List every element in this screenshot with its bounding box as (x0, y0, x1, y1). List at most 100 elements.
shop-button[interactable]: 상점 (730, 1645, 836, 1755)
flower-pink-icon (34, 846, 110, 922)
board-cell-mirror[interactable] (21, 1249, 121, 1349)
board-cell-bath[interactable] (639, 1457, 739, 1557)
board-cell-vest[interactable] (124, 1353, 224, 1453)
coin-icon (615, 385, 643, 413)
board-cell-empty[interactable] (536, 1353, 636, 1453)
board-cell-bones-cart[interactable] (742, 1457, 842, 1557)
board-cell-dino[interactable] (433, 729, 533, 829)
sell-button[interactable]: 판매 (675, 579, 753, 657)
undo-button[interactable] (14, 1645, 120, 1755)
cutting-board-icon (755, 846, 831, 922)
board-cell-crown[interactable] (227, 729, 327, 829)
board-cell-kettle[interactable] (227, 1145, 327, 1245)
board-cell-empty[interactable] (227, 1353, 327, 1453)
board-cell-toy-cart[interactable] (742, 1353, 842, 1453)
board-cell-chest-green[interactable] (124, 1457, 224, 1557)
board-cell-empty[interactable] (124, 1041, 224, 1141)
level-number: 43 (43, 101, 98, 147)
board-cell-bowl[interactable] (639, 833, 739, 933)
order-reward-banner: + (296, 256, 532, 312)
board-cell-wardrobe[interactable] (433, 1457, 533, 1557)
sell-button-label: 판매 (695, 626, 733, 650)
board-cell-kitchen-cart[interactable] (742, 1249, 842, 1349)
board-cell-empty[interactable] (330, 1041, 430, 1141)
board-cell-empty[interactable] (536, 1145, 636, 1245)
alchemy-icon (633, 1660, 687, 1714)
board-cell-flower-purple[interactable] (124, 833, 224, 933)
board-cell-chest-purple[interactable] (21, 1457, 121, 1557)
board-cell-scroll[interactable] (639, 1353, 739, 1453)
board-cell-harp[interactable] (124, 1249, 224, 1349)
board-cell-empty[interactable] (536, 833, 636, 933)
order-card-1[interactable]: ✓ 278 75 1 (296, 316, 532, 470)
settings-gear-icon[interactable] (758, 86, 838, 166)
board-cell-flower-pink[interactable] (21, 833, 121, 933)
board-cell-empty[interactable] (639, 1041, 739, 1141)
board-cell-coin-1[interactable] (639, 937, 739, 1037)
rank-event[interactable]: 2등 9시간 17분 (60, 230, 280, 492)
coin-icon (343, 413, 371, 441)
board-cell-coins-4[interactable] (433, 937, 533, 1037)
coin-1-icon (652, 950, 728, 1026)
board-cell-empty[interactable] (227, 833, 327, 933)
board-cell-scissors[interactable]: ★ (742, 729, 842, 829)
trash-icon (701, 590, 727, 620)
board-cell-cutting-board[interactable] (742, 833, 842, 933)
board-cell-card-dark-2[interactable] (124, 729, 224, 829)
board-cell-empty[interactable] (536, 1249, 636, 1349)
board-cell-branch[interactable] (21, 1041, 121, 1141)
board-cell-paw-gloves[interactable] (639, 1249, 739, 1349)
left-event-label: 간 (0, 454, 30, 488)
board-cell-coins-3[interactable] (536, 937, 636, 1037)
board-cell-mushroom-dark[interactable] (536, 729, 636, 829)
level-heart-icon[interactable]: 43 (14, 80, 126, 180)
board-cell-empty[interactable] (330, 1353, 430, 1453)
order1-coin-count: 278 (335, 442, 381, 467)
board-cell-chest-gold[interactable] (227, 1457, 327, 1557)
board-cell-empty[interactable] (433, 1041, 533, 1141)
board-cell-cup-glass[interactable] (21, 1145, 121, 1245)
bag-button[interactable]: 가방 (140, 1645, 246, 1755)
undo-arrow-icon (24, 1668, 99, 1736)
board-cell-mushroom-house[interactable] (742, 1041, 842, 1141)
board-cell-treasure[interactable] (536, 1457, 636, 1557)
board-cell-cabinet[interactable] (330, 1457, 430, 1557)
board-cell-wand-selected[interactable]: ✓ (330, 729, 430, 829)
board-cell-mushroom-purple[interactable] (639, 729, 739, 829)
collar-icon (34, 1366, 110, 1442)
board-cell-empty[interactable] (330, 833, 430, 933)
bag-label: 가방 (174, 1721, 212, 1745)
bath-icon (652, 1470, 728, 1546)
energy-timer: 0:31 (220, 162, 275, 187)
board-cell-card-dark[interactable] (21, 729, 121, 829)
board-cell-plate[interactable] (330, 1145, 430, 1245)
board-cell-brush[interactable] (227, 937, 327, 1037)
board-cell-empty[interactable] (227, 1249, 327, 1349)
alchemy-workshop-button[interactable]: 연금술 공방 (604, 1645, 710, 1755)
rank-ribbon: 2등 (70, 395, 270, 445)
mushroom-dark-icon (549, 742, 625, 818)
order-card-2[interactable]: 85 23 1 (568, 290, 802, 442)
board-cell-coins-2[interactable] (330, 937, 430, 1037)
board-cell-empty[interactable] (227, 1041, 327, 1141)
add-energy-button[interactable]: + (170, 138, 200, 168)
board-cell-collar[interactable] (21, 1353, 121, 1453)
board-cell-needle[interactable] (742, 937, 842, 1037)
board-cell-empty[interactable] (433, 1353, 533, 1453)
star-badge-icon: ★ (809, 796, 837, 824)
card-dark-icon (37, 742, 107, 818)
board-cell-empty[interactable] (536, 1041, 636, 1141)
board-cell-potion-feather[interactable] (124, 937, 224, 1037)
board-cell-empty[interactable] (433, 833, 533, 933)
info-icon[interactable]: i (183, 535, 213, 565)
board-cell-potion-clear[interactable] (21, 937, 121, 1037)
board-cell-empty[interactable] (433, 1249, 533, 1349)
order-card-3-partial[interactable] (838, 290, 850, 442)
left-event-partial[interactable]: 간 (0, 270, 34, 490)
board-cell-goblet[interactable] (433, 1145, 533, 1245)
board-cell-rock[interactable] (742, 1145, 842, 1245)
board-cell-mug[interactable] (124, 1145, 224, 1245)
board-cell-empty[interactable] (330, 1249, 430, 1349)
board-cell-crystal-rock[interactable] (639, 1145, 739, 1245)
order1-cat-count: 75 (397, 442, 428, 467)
- - - - -
» PROBLEM STATEMENT: Update the data from its start through the line containing "board-cell-mirror[interactable] (21, 1249, 121, 1349)" by replacing "bounding box" with "enclosing rectangle" and leaving everything else unchanged.

» WORKED SOLUTION:
List every element in this screenshot with its enclosing rectangle as (x0, y0, x1, y1). List at most 100 elements.
shop-button[interactable]: 상점 (730, 1645, 836, 1755)
flower-pink-icon (34, 846, 110, 922)
board-cell-mirror[interactable] (21, 1249, 121, 1349)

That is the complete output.